#### [TAREFA A]
Converta em uma lista JSON de strings, uma por linha e sem linhas em branco, as linhas fornecidas depois do trecho, da linha que contém "Find all labels, buttons, inputs, and" até a linha que contém "lightbulb-icon xyxy=(843,829,908,916)", ambas incluídas.

#### [TRECHO FORNECIDO]
—————

FREDERICO VASCONCELOS
DA REPORTAGEM LOCAL
FERNANDO EICHENBERG
FREE-LANCE PARA A FOLHA, DE PARIS
"A minha vida é um livro aberto. Eu sou um homem correto",
disse o ex-prefeito Paulo Maluf,
em entrevista à Folha, de Paris,
em dois telefonemas, à noite. Maluf disse que foi dar informações
ao banco por "livre e espontânea
vontade". "Eu não gostaria que o
banco tivesse nenhuma dúvida
sobre a origem do dinheiro".
Maluf diz que a polícia fazendária foi chamada pelo diretor do
banco Crédit Agricole quando estava prestando informações sobre
o depósito de US$ 1,4 milhão que
mantém na instituição. Disse que
"os bancos têm todo o direito,
mais do que isso, tem obrigação
de suspeitar [de lavagem]. "E cada depositante de cada banco tem
obrigação de dar as explicações".
Ele disse que a origem do dinheiro é a venda de um terreno,
herança de seu pai. "Eu disse [às
autoridades] que o dinheiro tem
origem legal, está tudo declarado.
É um patrimônio que eu tenho há
mais de meio século", afirmou.
Maluf disse que o dinheiro depositado no banco veio pelo Banco Central, pelo BCN. "É relativo a
um terreno que meu pai comprou, em 1940, que herdei em 25
de dezembro de 1943, na rua Vergueiro. Foi vendido no início do
ano por R$ 8 milhões, dos quais
20% pertencem a mim. Uma parte desse dinheiro mandei para cá,
e a outra ficou comigo, no Brasil".
Durante entrevista coletiva,
questionado se teria havido uma
transferência de dinheiro da Suíça, Maluf disse que "uma das
transferências para o total da conta veio de uma fundação, está registrado no imposto de renda, de
mais ou menos US$ 1,5 milhão".
Maluf disse que não tem conta
na Suíça. "A Fundação Blackbird
é do meu filho, criada por questões de herança". E acrescentou:
"Prestei todas as declarações de
maneira espontânea. Gostaria
que todos os homens públicos
brasileiros fossem investigados
1% do que sou investigado". Leia
a seguir a entrevista:
Folha - O sr. disse [na entrevista
anterior, por telefone] que tinha
ido prestar depoimento por livre e
espontânea vontade... O sr. foi convocado pelo banco? Há a informação de que a Embaixada do Brasil
foi notificada da sua detenção.

—————

#### [MATERIAL FORNECIDO]

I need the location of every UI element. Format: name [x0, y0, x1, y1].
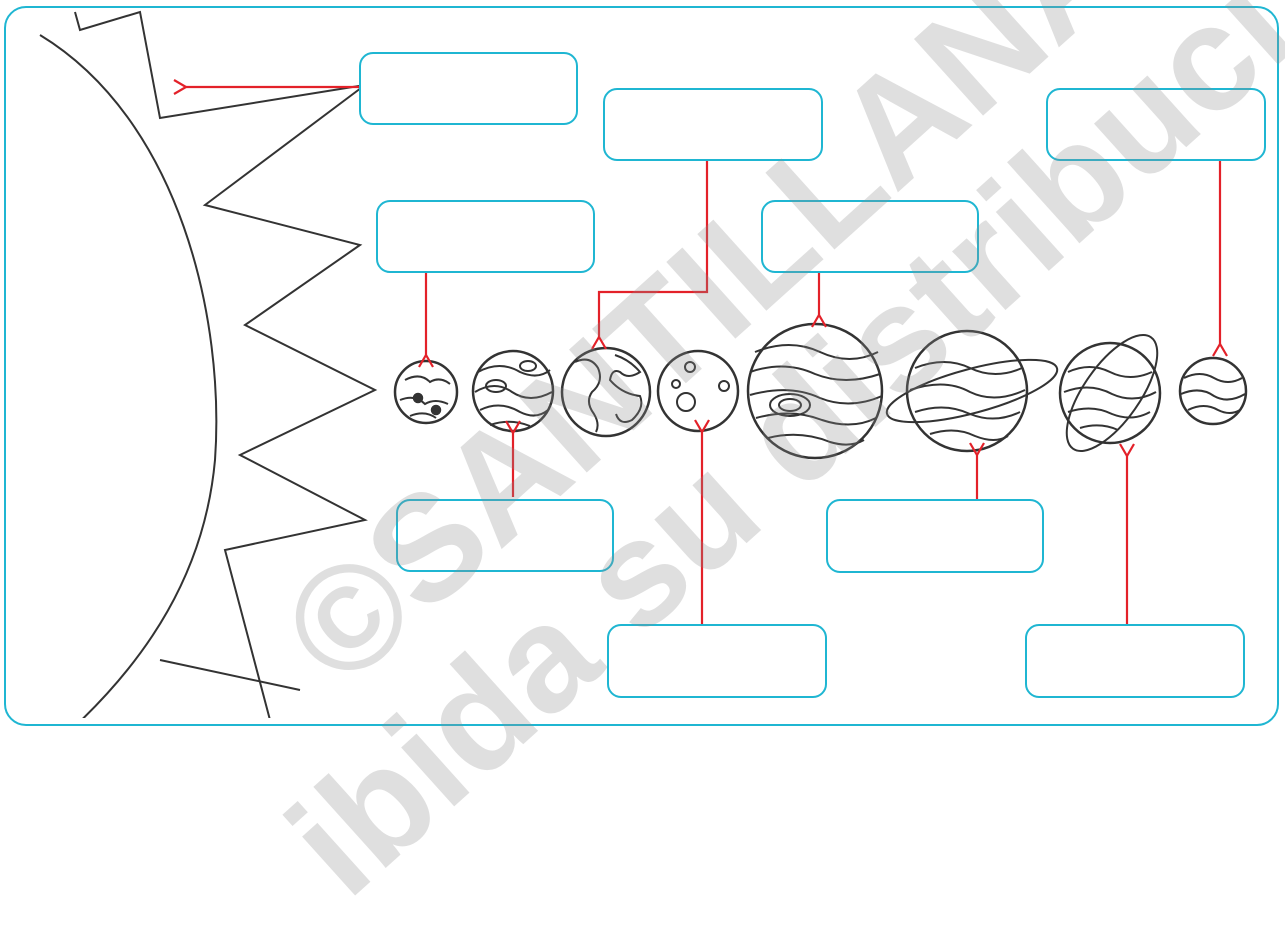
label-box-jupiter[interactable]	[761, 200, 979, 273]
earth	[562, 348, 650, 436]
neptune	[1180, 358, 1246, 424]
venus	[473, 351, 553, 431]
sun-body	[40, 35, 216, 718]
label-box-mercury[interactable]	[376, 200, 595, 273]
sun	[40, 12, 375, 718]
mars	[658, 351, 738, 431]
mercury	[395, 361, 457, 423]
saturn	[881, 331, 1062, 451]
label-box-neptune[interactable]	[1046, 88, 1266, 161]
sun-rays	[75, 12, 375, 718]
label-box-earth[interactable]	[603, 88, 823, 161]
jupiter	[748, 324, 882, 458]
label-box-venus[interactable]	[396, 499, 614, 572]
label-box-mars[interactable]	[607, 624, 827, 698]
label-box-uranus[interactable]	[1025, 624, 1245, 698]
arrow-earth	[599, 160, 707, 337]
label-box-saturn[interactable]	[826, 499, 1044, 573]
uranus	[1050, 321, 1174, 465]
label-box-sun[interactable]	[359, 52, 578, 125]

—————

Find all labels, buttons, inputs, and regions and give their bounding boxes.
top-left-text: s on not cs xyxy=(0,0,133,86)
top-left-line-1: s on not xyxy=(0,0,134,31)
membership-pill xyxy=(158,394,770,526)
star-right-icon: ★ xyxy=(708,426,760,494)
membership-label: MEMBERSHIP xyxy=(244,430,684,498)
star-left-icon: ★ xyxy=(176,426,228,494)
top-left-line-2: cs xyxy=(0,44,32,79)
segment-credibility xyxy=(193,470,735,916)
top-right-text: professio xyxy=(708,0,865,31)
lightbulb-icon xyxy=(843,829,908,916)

—————

#### [TAREFA B]
Cada afirmação a seguir concorda com o trecho sobre o depósito de Maluf? Responda sim ou não e cite as palavras decisivas do trecho. (i) Maluf afirmou que o terreno foi vendido por R$ 8 milhões. (ii) Maluf afirmou ter conta na Suíça. (iii) Maluf disse que a Fundação Blackbird pertence a seu irmão.

#### [RESPOSTA ESPERADA A]
[
  "Find all labels, buttons, inputs, and regions and give their bounding boxes.",
  "top-left-text: s on not cs xyxy=(0,0,133,86)",
  "top-left-line-1: s on not xyxy=(0,0,134,31)",
  "membership-pill xyxy=(158,394,770,526)",
  "star-right-icon: ★ xyxy=(708,426,760,494)",
  "membership-label: MEMBERSHIP xyxy=(244,430,684,498)",
  "star-left-icon: ★ xyxy=(176,426,228,494)",
  "top-left-line-2: cs xyxy=(0,44,32,79)",
  "segment-credibility xyxy=(193,470,735,916)",
  "top-right-text: professio xyxy=(708,0,865,31)",
  "lightbulb-icon xyxy=(843,829,908,916)"
]

#### [RESPOSTA ESPERADA B]
(i) Sim: "Foi vendido no início do ano por R$ 8 milhões".
(ii) Não: "Maluf disse que não tem conta na Suíça."
(iii) Não: "A Fundação Blackbird é do meu filho".